» Records for processing:
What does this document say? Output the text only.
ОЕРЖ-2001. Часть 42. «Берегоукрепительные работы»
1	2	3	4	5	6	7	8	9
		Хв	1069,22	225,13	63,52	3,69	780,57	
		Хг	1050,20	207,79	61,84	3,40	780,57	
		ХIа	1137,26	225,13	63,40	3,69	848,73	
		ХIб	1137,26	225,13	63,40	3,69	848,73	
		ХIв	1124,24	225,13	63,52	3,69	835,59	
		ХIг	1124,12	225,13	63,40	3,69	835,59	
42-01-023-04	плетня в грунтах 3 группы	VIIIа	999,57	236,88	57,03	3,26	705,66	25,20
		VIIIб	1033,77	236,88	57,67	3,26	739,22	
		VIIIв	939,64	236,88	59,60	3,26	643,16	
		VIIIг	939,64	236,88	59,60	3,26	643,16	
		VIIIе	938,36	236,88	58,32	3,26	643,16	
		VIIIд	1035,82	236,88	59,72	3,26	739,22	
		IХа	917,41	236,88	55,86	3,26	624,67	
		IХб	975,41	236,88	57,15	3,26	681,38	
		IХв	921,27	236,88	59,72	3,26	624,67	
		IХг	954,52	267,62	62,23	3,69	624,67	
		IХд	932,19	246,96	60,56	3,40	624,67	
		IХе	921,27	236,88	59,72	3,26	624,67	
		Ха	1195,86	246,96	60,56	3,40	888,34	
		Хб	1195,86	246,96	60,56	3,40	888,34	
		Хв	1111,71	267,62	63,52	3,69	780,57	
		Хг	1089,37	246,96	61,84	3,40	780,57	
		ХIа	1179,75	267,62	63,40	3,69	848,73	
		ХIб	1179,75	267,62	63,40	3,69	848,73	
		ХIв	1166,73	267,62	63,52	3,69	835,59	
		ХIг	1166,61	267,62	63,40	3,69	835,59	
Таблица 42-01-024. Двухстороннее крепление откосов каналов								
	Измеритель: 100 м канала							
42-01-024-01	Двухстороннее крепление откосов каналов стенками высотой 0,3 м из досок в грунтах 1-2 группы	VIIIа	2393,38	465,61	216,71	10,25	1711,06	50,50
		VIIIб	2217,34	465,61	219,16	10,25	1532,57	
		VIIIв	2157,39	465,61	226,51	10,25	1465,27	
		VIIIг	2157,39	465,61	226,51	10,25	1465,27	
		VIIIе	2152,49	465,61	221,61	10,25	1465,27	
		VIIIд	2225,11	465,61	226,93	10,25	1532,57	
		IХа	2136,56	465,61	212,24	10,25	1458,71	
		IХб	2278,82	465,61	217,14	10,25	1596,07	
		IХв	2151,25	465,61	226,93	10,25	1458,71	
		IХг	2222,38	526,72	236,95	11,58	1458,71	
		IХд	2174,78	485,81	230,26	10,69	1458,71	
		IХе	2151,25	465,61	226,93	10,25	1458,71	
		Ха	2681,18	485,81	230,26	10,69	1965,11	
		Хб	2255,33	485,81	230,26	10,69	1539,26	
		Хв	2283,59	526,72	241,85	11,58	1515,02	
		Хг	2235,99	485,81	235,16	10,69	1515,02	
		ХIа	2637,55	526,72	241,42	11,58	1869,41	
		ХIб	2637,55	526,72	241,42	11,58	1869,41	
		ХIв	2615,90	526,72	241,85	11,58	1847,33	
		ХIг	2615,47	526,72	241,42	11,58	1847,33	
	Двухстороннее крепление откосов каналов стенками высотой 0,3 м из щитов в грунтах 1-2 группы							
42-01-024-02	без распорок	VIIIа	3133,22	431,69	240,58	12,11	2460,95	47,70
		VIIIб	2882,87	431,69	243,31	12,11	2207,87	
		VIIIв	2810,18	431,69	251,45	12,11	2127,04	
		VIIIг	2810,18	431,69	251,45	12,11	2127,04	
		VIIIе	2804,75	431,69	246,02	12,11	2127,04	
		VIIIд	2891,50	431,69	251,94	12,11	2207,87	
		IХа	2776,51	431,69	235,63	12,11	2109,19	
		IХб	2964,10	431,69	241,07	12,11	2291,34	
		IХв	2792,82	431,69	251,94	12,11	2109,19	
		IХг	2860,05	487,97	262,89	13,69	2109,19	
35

» Do this: Repeat every entry exactly, please.

» Response:
What does this document say? Output the text only.
ОЕРЖ-2001. Часть 42. «Берегоукрепительные работы»
1	2	3	4	5	6	7	8	9
		Хв	1069,22	225,13	63,52	3,69	780,57	
		Хг	1050,20	207,79	61,84	3,40	780,57	
		ХIа	1137,26	225,13	63,40	3,69	848,73	
		ХIб	1137,26	225,13	63,40	3,69	848,73	
		ХIв	1124,24	225,13	63,52	3,69	835,59	
		ХIг	1124,12	225,13	63,40	3,69	835,59	
42-01-023-04	плетня в грунтах 3 группы	VIIIа	999,57	236,88	57,03	3,26	705,66	25,20
		VIIIб	1033,77	236,88	57,67	3,26	739,22	
		VIIIв	939,64	236,88	59,60	3,26	643,16	
		VIIIг	939,64	236,88	59,60	3,26	643,16	
		VIIIе	938,36	236,88	58,32	3,26	643,16	
		VIIIд	1035,82	236,88	59,72	3,26	739,22	
		IХа	917,41	236,88	55,86	3,26	624,67	
		IХб	975,41	236,88	57,15	3,26	681,38	
		IХв	921,27	236,88	59,72	3,26	624,67	
		IХг	954,52	267,62	62,23	3,69	624,67	
		IХд	932,19	246,96	60,56	3,40	624,67	
		IХе	921,27	236,88	59,72	3,26	624,67	
		Ха	1195,86	246,96	60,56	3,40	888,34	
		Хб	1195,86	246,96	60,56	3,40	888,34	
		Хв	1111,71	267,62	63,52	3,69	780,57	
		Хг	1089,37	246,96	61,84	3,40	780,57	
		ХIа	1179,75	267,62	63,40	3,69	848,73	
		ХIб	1179,75	267,62	63,40	3,69	848,73	
		ХIв	1166,73	267,62	63,52	3,69	835,59	
		ХIг	1166,61	267,62	63,40	3,69	835,59	
Таблица 42-01-024. Двухстороннее крепление откосов каналов								
	Измеритель: 100 м канала							
42-01-024-01	Двухстороннее крепление откосов каналов стенками высотой 0,3 м из досок в грунтах 1-2 группы	VIIIа	2393,38	465,61	216,71	10,25	1711,06	50,50
		VIIIб	2217,34	465,61	219,16	10,25	1532,57	
		VIIIв	2157,39	465,61	226,51	10,25	1465,27	
		VIIIг	2157,39	465,61	226,51	10,25	1465,27	
		VIIIе	2152,49	465,61	221,61	10,25	1465,27	
		VIIIд	2225,11	465,61	226,93	10,25	1532,57	
		IХа	2136,56	465,61	212,24	10,25	1458,71	
		IХб	2278,82	465,61	217,14	10,25	1596,07	
		IХв	2151,25	465,61	226,93	10,25	1458,71	
		IХг	2222,38	526,72	236,95	11,58	1458,71	
		IХд	2174,78	485,81	230,26	10,69	1458,71	
		IХе	2151,25	465,61	226,93	10,25	1458,71	
		Ха	2681,18	485,81	230,26	10,69	1965,11	
		Хб	2255,33	485,81	230,26	10,69	1539,26	
		Хв	2283,59	526,72	241,85	11,58	1515,02	
		Хг	2235,99	485,81	235,16	10,69	1515,02	
		ХIа	2637,55	526,72	241,42	11,58	1869,41	
		ХIб	2637,55	526,72	241,42	11,58	1869,41	
		ХIв	2615,90	526,72	241,85	11,58	1847,33	
		ХIг	2615,47	526,72	241,42	11,58	1847,33	
	Двухстороннее крепление откосов каналов стенками высотой 0,3 м из щитов в грунтах 1-2 группы							
42-01-024-02	без распорок	VIIIа	3133,22	431,69	240,58	12,11	2460,95	47,70
		VIIIб	2882,87	431,69	243,31	12,11	2207,87	
		VIIIв	2810,18	431,69	251,45	12,11	2127,04	
		VIIIг	2810,18	431,69	251,45	12,11	2127,04	
		VIIIе	2804,75	431,69	246,02	12,11	2127,04	
		VIIIд	2891,50	431,69	251,94	12,11	2207,87	
		IХа	2776,51	431,69	235,63	12,11	2109,19	
		IХб	2964,10	431,69	241,07	12,11	2291,34	
		IХв	2792,82	431,69	251,94	12,11	2109,19	
		IХг	2860,05	487,97	262,89	13,69	2109,19	
35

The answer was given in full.